━━━ Records provided

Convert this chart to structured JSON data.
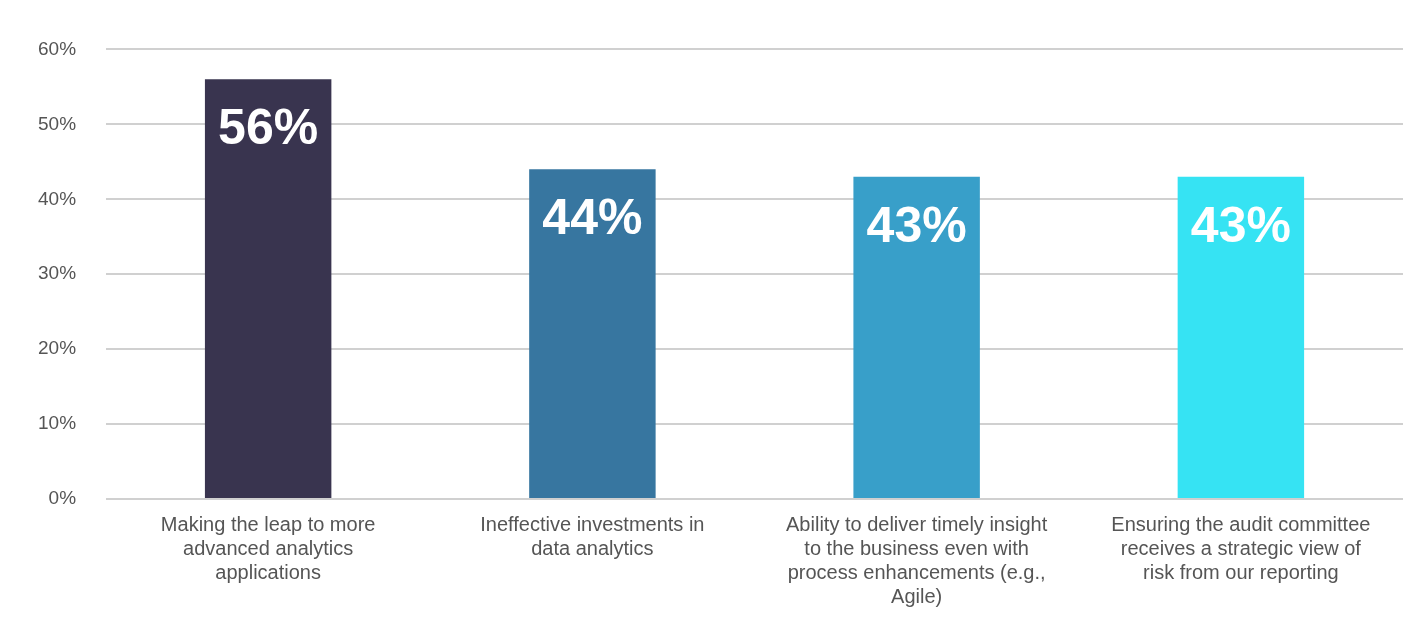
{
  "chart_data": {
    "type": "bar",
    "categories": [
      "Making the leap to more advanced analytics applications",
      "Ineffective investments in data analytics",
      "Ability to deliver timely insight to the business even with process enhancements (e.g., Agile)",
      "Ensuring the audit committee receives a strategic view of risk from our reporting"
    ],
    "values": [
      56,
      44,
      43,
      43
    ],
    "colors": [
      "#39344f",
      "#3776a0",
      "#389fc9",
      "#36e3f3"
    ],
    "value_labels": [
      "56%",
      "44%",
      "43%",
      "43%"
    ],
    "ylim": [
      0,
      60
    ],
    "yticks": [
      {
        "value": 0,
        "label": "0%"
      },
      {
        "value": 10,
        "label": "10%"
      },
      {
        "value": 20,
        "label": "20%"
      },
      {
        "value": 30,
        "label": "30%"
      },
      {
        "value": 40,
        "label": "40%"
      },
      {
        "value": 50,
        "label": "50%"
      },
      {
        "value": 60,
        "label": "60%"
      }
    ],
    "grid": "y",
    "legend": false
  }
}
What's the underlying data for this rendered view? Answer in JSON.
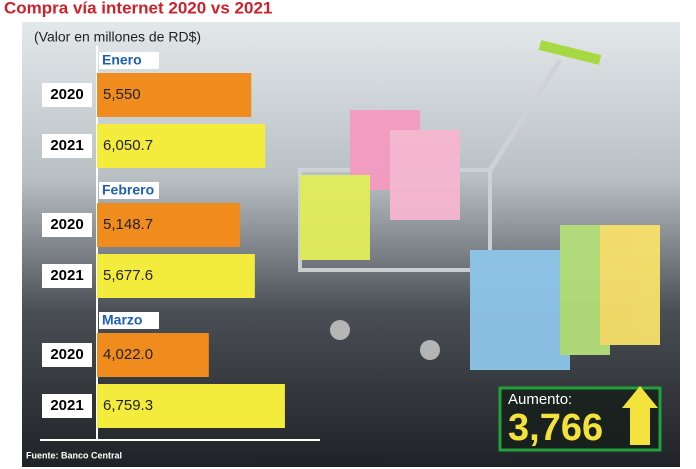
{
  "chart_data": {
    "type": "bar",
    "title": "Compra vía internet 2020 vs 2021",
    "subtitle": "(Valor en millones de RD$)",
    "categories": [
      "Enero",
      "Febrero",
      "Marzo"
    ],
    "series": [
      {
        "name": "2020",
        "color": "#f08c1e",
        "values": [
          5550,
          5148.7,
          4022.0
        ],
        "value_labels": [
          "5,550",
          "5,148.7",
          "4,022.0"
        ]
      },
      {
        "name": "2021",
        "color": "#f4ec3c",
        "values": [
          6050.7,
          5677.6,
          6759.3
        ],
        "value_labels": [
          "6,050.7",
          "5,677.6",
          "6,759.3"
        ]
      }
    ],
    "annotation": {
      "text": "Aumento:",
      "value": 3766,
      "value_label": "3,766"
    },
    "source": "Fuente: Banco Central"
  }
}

━━━━━━

List every line in the records above that contains the word "JSON".

Convert this chart to structured JSON data.
What's the underlying data for this rendered view? Answer in JSON.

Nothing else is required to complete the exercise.